== DATA SUPPLIED ==

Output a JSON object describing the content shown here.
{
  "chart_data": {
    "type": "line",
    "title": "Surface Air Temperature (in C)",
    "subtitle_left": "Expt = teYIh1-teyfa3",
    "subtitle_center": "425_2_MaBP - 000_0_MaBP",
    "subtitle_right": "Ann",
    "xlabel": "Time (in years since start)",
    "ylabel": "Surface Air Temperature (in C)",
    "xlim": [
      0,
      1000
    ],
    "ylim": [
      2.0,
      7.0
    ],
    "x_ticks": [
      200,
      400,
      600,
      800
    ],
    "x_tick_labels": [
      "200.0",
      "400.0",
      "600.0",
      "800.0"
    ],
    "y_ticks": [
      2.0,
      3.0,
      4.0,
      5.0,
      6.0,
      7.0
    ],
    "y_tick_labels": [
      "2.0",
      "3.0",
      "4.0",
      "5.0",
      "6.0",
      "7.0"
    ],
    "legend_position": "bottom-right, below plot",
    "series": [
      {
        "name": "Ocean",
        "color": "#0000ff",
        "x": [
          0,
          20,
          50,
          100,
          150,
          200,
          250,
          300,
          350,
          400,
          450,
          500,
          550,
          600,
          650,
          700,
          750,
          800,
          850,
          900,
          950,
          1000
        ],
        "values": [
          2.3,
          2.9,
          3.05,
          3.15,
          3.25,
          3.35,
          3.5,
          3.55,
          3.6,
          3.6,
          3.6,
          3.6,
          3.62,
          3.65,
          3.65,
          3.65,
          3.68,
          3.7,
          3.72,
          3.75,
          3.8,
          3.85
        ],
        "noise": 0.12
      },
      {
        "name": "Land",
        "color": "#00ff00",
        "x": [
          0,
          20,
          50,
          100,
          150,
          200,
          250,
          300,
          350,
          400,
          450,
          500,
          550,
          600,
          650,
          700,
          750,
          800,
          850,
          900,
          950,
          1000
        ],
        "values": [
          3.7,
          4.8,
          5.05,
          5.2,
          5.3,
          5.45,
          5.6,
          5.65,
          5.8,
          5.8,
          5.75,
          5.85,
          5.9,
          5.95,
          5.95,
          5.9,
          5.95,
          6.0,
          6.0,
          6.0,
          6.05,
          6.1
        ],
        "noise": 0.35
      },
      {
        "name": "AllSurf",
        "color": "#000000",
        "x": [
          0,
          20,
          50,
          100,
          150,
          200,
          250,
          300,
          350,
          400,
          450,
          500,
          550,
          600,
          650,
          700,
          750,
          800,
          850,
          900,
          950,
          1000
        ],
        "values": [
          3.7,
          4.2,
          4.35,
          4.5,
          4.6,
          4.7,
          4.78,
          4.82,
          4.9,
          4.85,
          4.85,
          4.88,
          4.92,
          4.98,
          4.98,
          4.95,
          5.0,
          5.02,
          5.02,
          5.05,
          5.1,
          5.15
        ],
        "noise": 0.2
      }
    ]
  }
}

===

STATED PROBLEM: Copy whichever lines in the listing above contain the word "Temperature".

SOLUTION BELOW:
    "title": "Surface Air Temperature (in C)",
    "ylabel": "Surface Air Temperature (in C)",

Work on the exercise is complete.